Box coordinate listings:
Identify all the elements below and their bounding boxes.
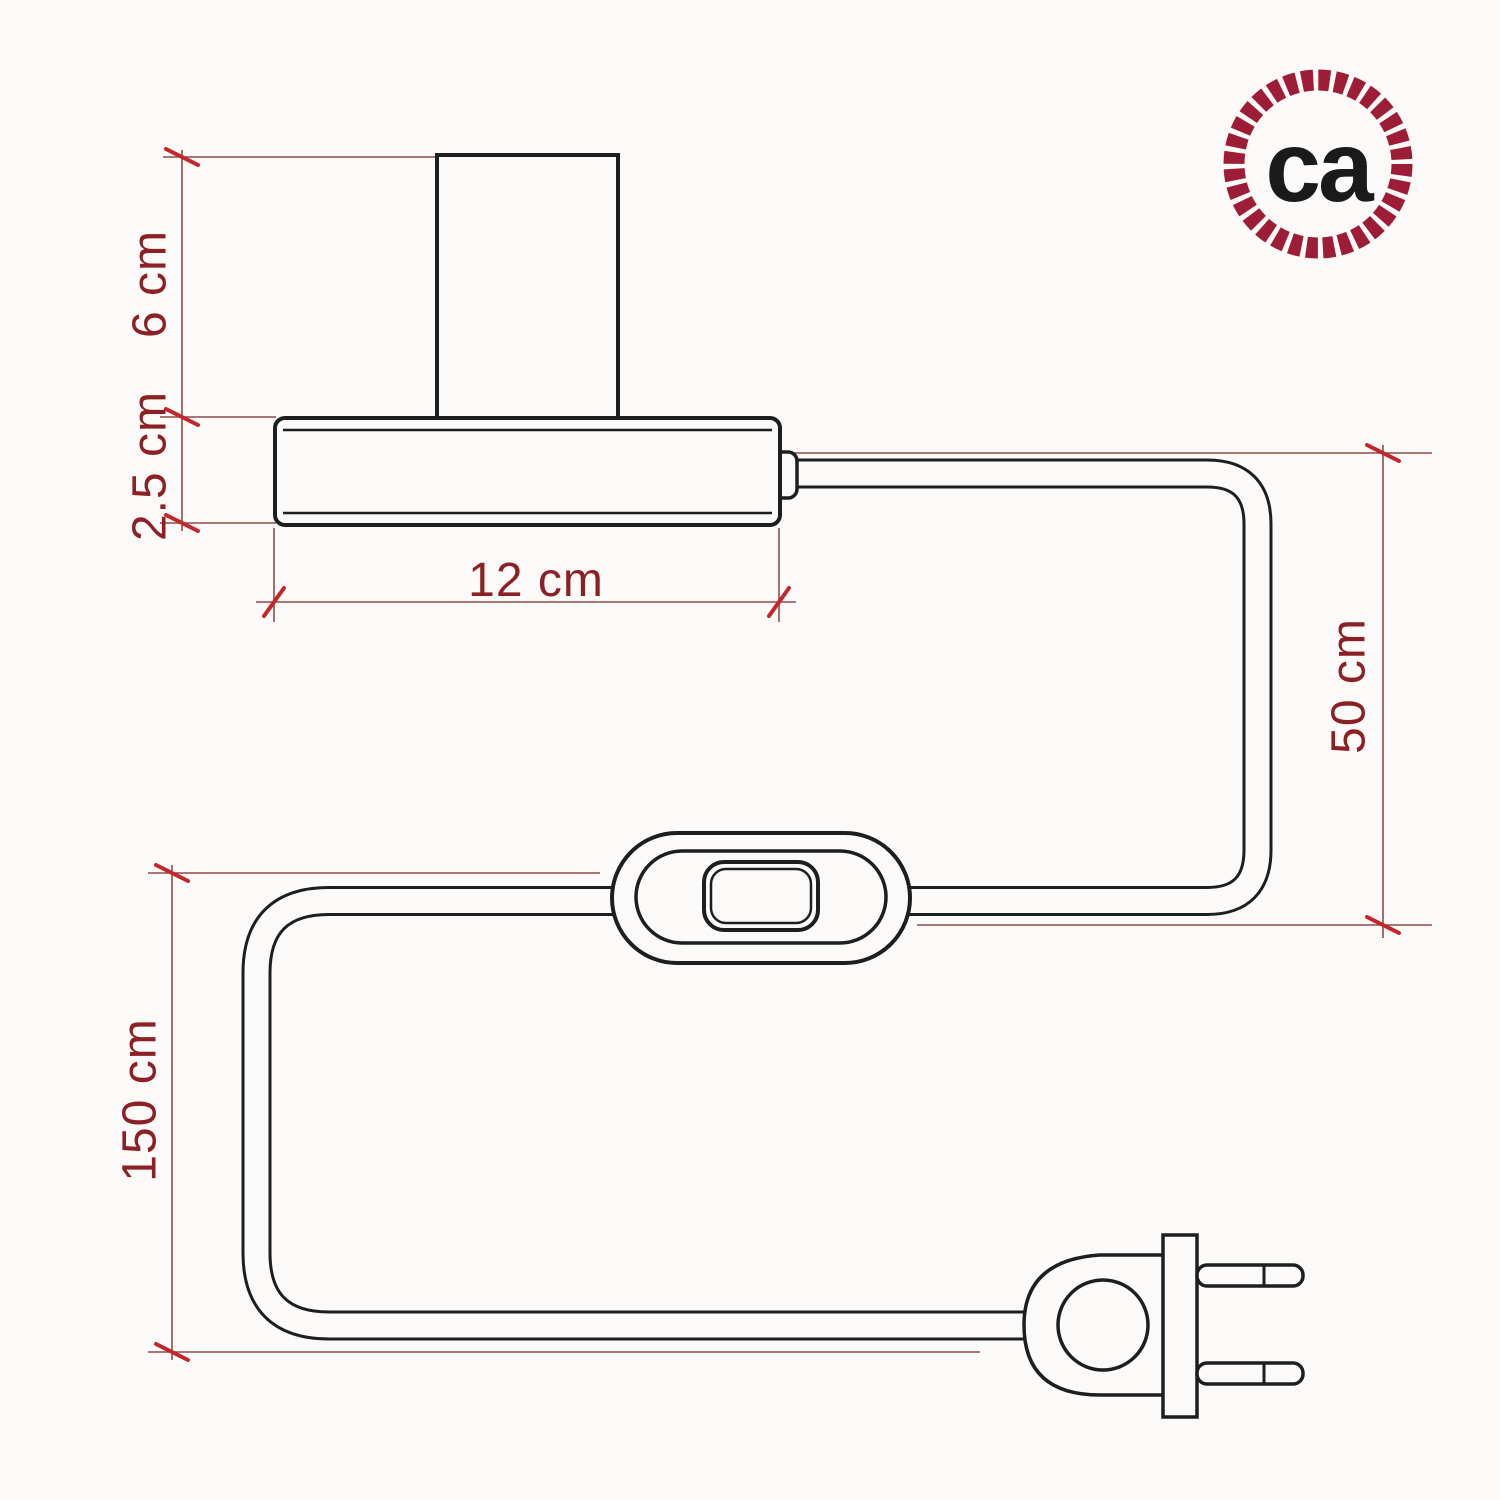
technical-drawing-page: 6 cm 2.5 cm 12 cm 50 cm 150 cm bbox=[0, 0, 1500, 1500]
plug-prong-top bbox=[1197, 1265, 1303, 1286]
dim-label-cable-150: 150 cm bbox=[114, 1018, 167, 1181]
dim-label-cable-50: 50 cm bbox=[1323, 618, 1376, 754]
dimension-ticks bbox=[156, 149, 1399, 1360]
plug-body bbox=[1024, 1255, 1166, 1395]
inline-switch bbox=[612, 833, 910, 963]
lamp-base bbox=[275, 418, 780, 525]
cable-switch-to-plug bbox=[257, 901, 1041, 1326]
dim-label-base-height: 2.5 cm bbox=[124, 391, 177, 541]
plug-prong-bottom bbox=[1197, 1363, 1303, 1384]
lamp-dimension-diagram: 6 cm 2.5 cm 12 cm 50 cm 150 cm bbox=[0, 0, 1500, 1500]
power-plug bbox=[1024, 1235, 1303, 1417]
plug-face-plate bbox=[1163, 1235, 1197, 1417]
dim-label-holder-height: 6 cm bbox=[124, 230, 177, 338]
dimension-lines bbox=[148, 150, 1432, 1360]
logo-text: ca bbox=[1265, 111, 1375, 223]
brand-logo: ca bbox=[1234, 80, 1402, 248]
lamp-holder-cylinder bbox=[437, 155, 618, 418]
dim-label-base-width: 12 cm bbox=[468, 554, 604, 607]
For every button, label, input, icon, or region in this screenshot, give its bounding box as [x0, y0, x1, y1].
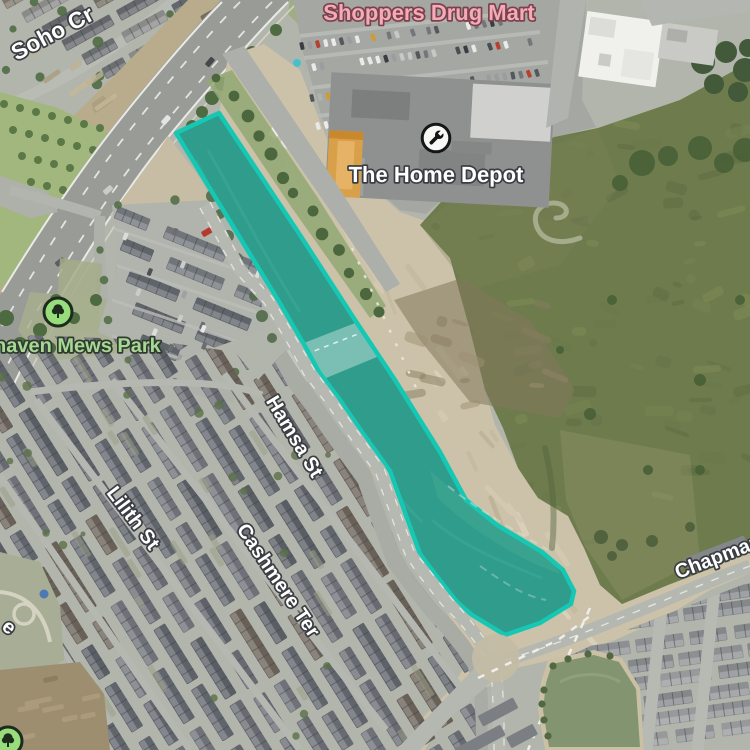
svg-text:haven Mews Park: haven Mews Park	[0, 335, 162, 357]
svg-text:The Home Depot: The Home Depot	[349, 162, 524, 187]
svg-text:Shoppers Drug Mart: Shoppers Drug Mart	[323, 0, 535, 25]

Task to carry out:
Please copy every line of the records above word for word, leaving out the pictures.

Output:
Identify all the elements below and their bounding boxes.
technical-drawing-page: 6 cm 2.5 cm 12 cm 50 cm 150 cm bbox=[0, 0, 1500, 1500]
plug-prong-top bbox=[1197, 1265, 1303, 1286]
dim-label-cable-150: 150 cm bbox=[114, 1018, 167, 1181]
dim-label-cable-50: 50 cm bbox=[1323, 618, 1376, 754]
dimension-ticks bbox=[156, 149, 1399, 1360]
plug-body bbox=[1024, 1255, 1166, 1395]
inline-switch bbox=[612, 833, 910, 963]
lamp-base bbox=[275, 418, 780, 525]
cable-switch-to-plug bbox=[257, 901, 1041, 1326]
dim-label-base-height: 2.5 cm bbox=[124, 391, 177, 541]
plug-prong-bottom bbox=[1197, 1363, 1303, 1384]
lamp-dimension-diagram: 6 cm 2.5 cm 12 cm 50 cm 150 cm bbox=[0, 0, 1500, 1500]
power-plug bbox=[1024, 1235, 1303, 1417]
plug-face-plate bbox=[1163, 1235, 1197, 1417]
dim-label-holder-height: 6 cm bbox=[124, 230, 177, 338]
dimension-lines bbox=[148, 150, 1432, 1360]
logo-text: ca bbox=[1265, 111, 1375, 223]
brand-logo: ca bbox=[1234, 80, 1402, 248]
lamp-holder-cylinder bbox=[437, 155, 618, 418]
dim-label-base-width: 12 cm bbox=[468, 554, 604, 607]
For every button, label, input, icon, or region in this screenshot, give its bounding box as [x0, y0, x1, y1].
svg-text:haven Mews Park: haven Mews Park	[0, 335, 162, 357]
svg-text:The Home Depot: The Home Depot	[349, 162, 524, 187]
svg-text:Shoppers Drug Mart: Shoppers Drug Mart	[323, 0, 535, 25]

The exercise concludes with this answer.